- [Exercise aim]:
Copy every record below exactly as written, but leave out the pictures.
#### Materials provided ####
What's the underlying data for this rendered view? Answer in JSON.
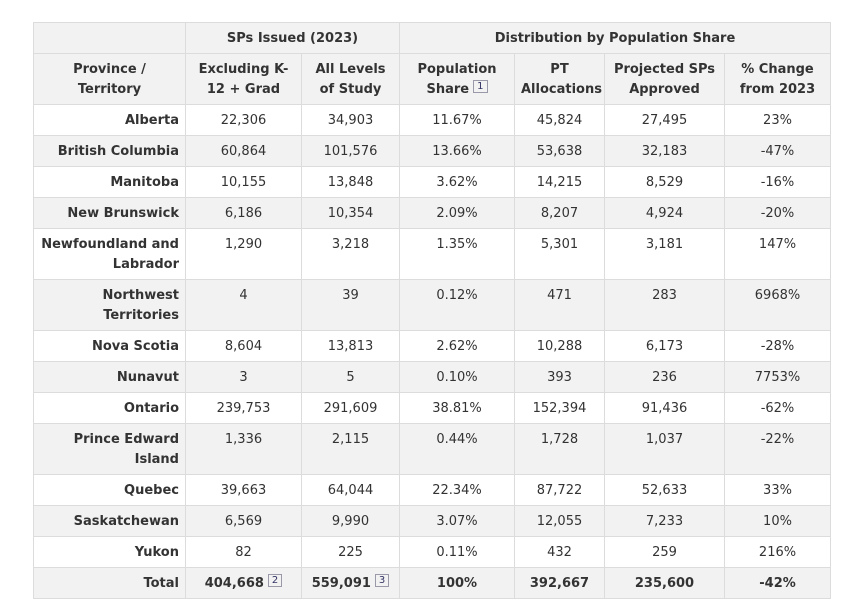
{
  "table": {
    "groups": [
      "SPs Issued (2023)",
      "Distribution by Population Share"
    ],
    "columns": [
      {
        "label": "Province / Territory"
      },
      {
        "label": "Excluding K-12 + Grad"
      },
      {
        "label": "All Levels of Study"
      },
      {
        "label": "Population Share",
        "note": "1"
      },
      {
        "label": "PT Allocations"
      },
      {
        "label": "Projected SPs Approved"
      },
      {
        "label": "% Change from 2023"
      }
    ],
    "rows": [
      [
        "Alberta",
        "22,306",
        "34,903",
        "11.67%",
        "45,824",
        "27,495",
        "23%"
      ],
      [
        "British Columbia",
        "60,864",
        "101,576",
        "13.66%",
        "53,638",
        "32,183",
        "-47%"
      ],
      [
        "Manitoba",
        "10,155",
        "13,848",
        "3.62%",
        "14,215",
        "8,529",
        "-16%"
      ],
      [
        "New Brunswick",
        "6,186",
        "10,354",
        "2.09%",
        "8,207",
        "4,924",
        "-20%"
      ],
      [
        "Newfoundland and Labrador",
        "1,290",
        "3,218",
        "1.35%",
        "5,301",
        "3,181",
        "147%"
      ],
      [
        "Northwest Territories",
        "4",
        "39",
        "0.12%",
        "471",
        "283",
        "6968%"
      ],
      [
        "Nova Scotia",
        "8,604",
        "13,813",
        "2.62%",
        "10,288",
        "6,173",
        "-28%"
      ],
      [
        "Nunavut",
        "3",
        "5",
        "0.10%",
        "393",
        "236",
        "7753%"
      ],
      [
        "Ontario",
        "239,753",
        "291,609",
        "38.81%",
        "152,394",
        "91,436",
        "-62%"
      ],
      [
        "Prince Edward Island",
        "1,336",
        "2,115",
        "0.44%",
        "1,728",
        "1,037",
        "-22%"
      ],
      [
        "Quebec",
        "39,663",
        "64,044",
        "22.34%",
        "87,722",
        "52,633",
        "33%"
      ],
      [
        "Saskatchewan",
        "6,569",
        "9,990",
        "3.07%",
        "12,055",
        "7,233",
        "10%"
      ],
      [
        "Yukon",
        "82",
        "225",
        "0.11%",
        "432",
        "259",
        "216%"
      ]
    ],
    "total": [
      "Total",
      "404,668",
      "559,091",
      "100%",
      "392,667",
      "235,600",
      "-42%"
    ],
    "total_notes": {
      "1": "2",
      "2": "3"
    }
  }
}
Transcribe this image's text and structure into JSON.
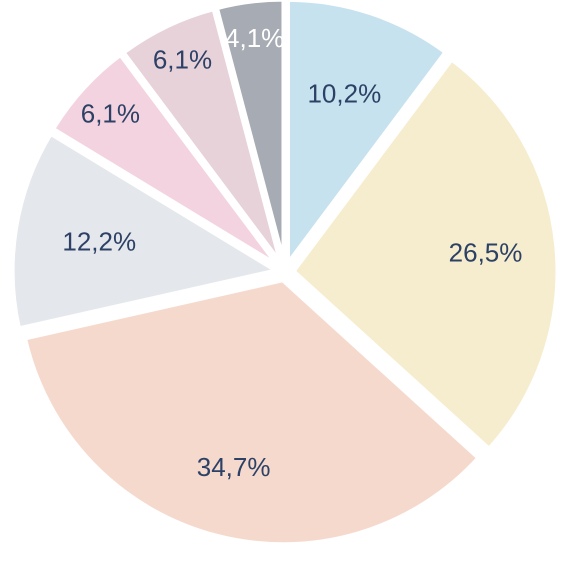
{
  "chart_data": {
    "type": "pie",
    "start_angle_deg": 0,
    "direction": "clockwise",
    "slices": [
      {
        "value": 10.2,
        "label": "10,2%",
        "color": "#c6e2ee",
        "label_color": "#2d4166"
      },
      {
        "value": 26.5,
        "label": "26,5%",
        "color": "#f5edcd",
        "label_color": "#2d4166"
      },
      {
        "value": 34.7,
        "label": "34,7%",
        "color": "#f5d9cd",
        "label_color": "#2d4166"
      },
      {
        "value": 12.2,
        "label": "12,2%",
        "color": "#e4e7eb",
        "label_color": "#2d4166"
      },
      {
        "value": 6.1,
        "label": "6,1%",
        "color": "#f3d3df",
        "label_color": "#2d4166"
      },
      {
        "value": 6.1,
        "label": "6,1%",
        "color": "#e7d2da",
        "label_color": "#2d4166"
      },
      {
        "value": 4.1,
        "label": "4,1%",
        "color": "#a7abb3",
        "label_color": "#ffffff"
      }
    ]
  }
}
####
- [Response to this task]:
What's the underlying data for this rendered view? Answer in JSON.
{
  "table": {
    "groups": [
      "SPs Issued (2023)",
      "Distribution by Population Share"
    ],
    "columns": [
      {
        "label": "Province / Territory"
      },
      {
        "label": "Excluding K-12 + Grad"
      },
      {
        "label": "All Levels of Study"
      },
      {
        "label": "Population Share",
        "note": "1"
      },
      {
        "label": "PT Allocations"
      },
      {
        "label": "Projected SPs Approved"
      },
      {
        "label": "% Change from 2023"
      }
    ],
    "rows": [
      [
        "Alberta",
        "22,306",
        "34,903",
        "11.67%",
        "45,824",
        "27,495",
        "23%"
      ],
      [
        "British Columbia",
        "60,864",
        "101,576",
        "13.66%",
        "53,638",
        "32,183",
        "-47%"
      ],
      [
        "Manitoba",
        "10,155",
        "13,848",
        "3.62%",
        "14,215",
        "8,529",
        "-16%"
      ],
      [
        "New Brunswick",
        "6,186",
        "10,354",
        "2.09%",
        "8,207",
        "4,924",
        "-20%"
      ],
      [
        "Newfoundland and Labrador",
        "1,290",
        "3,218",
        "1.35%",
        "5,301",
        "3,181",
        "147%"
      ],
      [
        "Northwest Territories",
        "4",
        "39",
        "0.12%",
        "471",
        "283",
        "6968%"
      ],
      [
        "Nova Scotia",
        "8,604",
        "13,813",
        "2.62%",
        "10,288",
        "6,173",
        "-28%"
      ],
      [
        "Nunavut",
        "3",
        "5",
        "0.10%",
        "393",
        "236",
        "7753%"
      ],
      [
        "Ontario",
        "239,753",
        "291,609",
        "38.81%",
        "152,394",
        "91,436",
        "-62%"
      ],
      [
        "Prince Edward Island",
        "1,336",
        "2,115",
        "0.44%",
        "1,728",
        "1,037",
        "-22%"
      ],
      [
        "Quebec",
        "39,663",
        "64,044",
        "22.34%",
        "87,722",
        "52,633",
        "33%"
      ],
      [
        "Saskatchewan",
        "6,569",
        "9,990",
        "3.07%",
        "12,055",
        "7,233",
        "10%"
      ],
      [
        "Yukon",
        "82",
        "225",
        "0.11%",
        "432",
        "259",
        "216%"
      ]
    ],
    "total": [
      "Total",
      "404,668",
      "559,091",
      "100%",
      "392,667",
      "235,600",
      "-42%"
    ],
    "total_notes": {
      "1": "2",
      "2": "3"
    }
  }
}
Transcribe this image's text and structure into JSON.
{
  "chart_data": {
    "type": "pie",
    "start_angle_deg": 0,
    "direction": "clockwise",
    "slices": [
      {
        "value": 10.2,
        "label": "10,2%",
        "color": "#c6e2ee",
        "label_color": "#2d4166"
      },
      {
        "value": 26.5,
        "label": "26,5%",
        "color": "#f5edcd",
        "label_color": "#2d4166"
      },
      {
        "value": 34.7,
        "label": "34,7%",
        "color": "#f5d9cd",
        "label_color": "#2d4166"
      },
      {
        "value": 12.2,
        "label": "12,2%",
        "color": "#e4e7eb",
        "label_color": "#2d4166"
      },
      {
        "value": 6.1,
        "label": "6,1%",
        "color": "#f3d3df",
        "label_color": "#2d4166"
      },
      {
        "value": 6.1,
        "label": "6,1%",
        "color": "#e7d2da",
        "label_color": "#2d4166"
      },
      {
        "value": 4.1,
        "label": "4,1%",
        "color": "#a7abb3",
        "label_color": "#ffffff"
      }
    ]
  }
}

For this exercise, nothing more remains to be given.